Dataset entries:

###

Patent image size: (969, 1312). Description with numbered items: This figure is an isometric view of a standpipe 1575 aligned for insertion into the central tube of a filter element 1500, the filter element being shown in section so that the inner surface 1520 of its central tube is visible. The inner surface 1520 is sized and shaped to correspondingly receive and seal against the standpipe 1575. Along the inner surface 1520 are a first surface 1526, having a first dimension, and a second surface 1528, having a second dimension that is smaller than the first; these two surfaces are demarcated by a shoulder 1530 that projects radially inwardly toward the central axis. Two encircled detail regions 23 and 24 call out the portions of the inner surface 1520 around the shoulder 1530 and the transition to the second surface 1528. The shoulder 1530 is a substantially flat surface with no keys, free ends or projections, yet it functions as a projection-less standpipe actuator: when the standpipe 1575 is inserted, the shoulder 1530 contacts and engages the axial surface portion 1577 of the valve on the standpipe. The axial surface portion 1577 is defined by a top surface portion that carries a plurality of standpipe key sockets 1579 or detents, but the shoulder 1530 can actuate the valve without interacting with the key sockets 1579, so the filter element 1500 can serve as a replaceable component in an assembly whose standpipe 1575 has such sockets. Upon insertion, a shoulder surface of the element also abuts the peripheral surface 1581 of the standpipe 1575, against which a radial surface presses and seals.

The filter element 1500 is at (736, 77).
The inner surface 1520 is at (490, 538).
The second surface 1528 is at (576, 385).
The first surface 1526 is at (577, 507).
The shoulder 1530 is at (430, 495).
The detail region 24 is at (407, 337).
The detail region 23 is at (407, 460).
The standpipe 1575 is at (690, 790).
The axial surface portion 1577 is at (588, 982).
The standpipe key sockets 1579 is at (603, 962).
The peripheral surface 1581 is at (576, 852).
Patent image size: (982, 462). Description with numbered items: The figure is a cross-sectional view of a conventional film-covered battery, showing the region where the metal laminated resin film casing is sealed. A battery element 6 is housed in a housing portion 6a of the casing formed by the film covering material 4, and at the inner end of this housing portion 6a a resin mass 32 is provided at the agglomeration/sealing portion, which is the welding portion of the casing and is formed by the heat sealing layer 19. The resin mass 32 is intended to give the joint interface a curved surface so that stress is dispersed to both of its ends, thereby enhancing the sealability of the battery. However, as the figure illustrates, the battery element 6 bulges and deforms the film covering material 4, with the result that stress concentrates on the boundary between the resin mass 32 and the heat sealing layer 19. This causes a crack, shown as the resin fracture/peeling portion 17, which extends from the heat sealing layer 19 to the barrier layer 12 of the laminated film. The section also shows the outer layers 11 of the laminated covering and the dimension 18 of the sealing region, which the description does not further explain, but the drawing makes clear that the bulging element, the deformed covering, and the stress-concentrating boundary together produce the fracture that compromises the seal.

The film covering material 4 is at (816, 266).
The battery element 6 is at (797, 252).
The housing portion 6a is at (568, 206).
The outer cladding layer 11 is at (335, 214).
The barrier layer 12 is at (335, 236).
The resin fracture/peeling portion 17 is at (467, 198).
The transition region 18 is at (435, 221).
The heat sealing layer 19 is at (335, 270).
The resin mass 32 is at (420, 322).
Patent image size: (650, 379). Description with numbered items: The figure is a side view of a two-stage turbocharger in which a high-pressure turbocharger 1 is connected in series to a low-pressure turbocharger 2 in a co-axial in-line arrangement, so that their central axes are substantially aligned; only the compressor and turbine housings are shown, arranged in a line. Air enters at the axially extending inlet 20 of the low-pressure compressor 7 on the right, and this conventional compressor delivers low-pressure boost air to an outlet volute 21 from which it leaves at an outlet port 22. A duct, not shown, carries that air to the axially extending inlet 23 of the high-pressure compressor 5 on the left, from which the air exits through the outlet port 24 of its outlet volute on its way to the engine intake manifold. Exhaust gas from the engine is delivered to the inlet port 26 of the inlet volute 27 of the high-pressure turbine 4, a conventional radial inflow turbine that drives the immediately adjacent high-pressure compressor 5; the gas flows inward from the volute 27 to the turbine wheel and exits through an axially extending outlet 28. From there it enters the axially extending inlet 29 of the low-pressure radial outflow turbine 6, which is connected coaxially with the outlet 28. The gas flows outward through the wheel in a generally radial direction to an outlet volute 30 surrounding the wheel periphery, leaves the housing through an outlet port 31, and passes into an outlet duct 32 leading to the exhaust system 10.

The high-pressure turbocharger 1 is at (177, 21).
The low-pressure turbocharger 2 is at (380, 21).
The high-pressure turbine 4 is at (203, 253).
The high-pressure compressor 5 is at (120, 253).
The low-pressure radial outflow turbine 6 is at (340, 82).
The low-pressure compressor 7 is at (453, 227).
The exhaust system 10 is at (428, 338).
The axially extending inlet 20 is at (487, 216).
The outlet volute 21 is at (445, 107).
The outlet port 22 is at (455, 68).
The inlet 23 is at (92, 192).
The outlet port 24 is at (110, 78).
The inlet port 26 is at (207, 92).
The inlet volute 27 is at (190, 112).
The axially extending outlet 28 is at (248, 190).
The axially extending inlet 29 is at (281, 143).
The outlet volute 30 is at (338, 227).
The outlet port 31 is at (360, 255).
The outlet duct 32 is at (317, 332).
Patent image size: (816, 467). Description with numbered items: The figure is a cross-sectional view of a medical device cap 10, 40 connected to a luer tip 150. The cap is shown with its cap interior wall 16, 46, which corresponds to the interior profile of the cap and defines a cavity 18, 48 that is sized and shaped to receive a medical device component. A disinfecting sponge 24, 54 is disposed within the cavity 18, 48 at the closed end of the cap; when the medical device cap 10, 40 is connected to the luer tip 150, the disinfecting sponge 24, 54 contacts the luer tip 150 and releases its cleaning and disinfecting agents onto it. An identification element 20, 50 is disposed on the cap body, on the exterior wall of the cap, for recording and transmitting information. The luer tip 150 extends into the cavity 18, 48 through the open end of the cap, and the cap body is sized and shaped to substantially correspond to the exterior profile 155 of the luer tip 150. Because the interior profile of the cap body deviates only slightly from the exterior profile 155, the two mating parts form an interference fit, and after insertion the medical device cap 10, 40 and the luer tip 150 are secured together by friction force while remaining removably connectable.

###

REQUIREMENT: Copy the lines of the listing without any change, starting with its first line and ending with the line that contains "The standpipe key". Include that final line.

OUTPUT FOR THIS EXERCISE:
Patent image size: (969, 1312). Description with numbered items: This figure is an isometric view of a standpipe 1575 aligned for insertion into the central tube of a filter element 1500, the filter element being shown in section so that the inner surface 1520 of its central tube is visible. The inner surface 1520 is sized and shaped to correspondingly receive and seal against the standpipe 1575. Along the inner surface 1520 are a first surface 1526, having a first dimension, and a second surface 1528, having a second dimension that is smaller than the first; these two surfaces are demarcated by a shoulder 1530 that projects radially inwardly toward the central axis. Two encircled detail regions 23 and 24 call out the portions of the inner surface 1520 around the shoulder 1530 and the transition to the second surface 1528. The shoulder 1530 is a substantially flat surface with no keys, free ends or projections, yet it functions as a projection-less standpipe actuator: when the standpipe 1575 is inserted, the shoulder 1530 contacts and engages the axial surface portion 1577 of the valve on the standpipe. The axial surface portion 1577 is defined by a top surface portion that carries a plurality of standpipe key sockets 1579 or detents, but the shoulder 1530 can actuate the valve without interacting with the key sockets 1579, so the filter element 1500 can serve as a replaceable component in an assembly whose standpipe 1575 has such sockets. Upon insertion, a shoulder surface of the element also abuts the peripheral surface 1581 of the standpipe 1575, against which a radial surface presses and seals.

The filter element 1500 is at (736, 77).
The inner surface 1520 is at (490, 538).
The second surface 1528 is at (576, 385).
The first surface 1526 is at (577, 507).
The shoulder 1530 is at (430, 495).
The detail region 24 is at (407, 337).
The detail region 23 is at (407, 460).
The standpipe 1575 is at (690, 790).
The axial surface portion 1577 is at (588, 982).
The standpipe key sockets 1579 is at (603, 962).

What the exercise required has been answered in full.